begin DATA FOR THIS TASK
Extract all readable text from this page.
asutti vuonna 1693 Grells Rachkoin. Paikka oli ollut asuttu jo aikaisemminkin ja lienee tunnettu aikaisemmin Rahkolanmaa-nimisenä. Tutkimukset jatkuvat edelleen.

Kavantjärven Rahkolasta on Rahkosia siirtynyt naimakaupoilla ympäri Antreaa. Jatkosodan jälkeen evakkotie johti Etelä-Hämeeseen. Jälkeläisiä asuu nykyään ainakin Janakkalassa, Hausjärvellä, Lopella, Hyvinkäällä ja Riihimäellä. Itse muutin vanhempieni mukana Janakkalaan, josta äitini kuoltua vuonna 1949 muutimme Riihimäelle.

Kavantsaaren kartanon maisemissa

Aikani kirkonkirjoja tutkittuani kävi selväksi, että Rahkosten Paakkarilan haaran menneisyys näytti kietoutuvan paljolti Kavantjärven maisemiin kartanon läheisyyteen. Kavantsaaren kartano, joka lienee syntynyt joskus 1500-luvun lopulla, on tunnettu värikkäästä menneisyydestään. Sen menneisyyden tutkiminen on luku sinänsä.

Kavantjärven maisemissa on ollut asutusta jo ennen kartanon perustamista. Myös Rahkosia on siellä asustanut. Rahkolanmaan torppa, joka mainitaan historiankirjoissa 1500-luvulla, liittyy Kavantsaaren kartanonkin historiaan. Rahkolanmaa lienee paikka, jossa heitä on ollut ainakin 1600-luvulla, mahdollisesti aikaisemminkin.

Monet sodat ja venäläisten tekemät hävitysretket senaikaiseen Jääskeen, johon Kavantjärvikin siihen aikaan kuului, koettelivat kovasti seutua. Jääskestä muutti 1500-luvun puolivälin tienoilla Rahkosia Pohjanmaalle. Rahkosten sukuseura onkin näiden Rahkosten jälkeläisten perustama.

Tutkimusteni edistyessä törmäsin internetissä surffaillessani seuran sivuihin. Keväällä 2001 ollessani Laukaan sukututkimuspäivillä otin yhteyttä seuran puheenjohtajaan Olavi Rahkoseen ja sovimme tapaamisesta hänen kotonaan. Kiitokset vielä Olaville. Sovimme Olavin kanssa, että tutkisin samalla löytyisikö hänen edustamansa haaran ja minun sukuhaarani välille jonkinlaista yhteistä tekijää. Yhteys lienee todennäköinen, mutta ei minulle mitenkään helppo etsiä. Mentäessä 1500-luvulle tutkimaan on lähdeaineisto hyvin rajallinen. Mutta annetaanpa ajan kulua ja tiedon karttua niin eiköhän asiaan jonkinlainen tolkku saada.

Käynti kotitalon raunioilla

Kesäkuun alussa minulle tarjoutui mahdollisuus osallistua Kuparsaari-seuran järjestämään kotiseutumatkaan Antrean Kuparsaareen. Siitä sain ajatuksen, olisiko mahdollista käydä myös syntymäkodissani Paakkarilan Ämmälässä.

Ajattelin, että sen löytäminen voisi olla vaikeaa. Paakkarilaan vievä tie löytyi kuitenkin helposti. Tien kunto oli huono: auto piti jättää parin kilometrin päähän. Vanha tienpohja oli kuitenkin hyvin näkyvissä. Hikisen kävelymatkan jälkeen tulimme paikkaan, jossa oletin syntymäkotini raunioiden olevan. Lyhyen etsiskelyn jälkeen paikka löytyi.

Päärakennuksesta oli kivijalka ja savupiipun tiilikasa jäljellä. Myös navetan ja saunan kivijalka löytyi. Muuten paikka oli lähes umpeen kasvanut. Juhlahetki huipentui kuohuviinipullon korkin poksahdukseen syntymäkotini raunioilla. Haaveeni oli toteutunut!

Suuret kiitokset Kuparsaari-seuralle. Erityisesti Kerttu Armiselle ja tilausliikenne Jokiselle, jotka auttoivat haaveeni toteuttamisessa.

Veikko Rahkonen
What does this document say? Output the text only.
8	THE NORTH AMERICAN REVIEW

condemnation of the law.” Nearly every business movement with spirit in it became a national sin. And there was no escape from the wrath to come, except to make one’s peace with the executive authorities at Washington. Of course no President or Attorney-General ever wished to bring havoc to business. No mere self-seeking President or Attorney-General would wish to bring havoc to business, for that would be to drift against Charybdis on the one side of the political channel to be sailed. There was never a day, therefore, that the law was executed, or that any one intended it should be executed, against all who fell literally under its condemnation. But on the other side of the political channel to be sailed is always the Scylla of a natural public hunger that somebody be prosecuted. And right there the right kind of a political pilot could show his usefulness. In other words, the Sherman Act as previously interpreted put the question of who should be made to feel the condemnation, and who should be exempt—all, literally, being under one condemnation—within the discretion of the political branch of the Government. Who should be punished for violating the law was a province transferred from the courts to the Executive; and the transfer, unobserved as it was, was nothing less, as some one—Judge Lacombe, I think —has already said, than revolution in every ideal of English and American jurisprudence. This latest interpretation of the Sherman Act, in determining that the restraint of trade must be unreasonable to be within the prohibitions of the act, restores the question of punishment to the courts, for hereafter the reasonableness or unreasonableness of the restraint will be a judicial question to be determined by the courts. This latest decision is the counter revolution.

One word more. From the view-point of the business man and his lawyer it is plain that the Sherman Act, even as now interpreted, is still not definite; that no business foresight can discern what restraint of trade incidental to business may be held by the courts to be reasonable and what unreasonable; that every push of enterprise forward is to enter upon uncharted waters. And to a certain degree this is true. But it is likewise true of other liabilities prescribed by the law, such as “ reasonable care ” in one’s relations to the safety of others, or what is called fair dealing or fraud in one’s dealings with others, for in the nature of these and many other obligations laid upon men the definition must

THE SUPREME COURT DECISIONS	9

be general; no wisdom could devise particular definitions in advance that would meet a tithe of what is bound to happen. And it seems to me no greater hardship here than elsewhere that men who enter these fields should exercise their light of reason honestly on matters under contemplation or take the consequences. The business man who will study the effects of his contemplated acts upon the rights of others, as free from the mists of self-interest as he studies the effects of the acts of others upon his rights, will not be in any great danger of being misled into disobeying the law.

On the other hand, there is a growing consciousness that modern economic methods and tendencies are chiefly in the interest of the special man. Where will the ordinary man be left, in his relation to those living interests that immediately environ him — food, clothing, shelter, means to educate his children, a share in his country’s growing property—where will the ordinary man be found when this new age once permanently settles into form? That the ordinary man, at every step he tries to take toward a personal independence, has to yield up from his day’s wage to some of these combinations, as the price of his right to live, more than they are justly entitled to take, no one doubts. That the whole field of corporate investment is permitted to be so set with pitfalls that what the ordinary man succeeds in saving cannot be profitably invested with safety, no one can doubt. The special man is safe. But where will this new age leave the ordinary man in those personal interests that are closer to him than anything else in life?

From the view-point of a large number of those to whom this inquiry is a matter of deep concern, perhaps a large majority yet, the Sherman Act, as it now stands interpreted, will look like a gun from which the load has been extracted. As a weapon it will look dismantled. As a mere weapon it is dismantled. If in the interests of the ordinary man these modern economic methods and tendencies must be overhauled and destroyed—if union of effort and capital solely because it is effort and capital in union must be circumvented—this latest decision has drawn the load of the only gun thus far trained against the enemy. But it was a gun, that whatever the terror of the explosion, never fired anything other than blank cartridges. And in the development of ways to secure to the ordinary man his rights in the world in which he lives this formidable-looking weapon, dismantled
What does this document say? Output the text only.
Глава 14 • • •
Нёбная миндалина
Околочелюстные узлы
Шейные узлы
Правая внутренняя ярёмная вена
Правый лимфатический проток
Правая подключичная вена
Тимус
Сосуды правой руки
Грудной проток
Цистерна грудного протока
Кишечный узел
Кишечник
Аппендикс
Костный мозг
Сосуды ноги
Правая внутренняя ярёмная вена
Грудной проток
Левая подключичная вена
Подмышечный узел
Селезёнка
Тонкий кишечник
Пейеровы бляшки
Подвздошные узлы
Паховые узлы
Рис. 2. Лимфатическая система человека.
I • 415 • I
end DATA FOR THIS TASK
■ **THE TASK**
In the entries above, identify every line with the word "узлы". Copy those lines.

■ **IN RESPONSE**
Околочелюстные узлы
Шейные узлы
Подвздошные узлы
Паховые узлы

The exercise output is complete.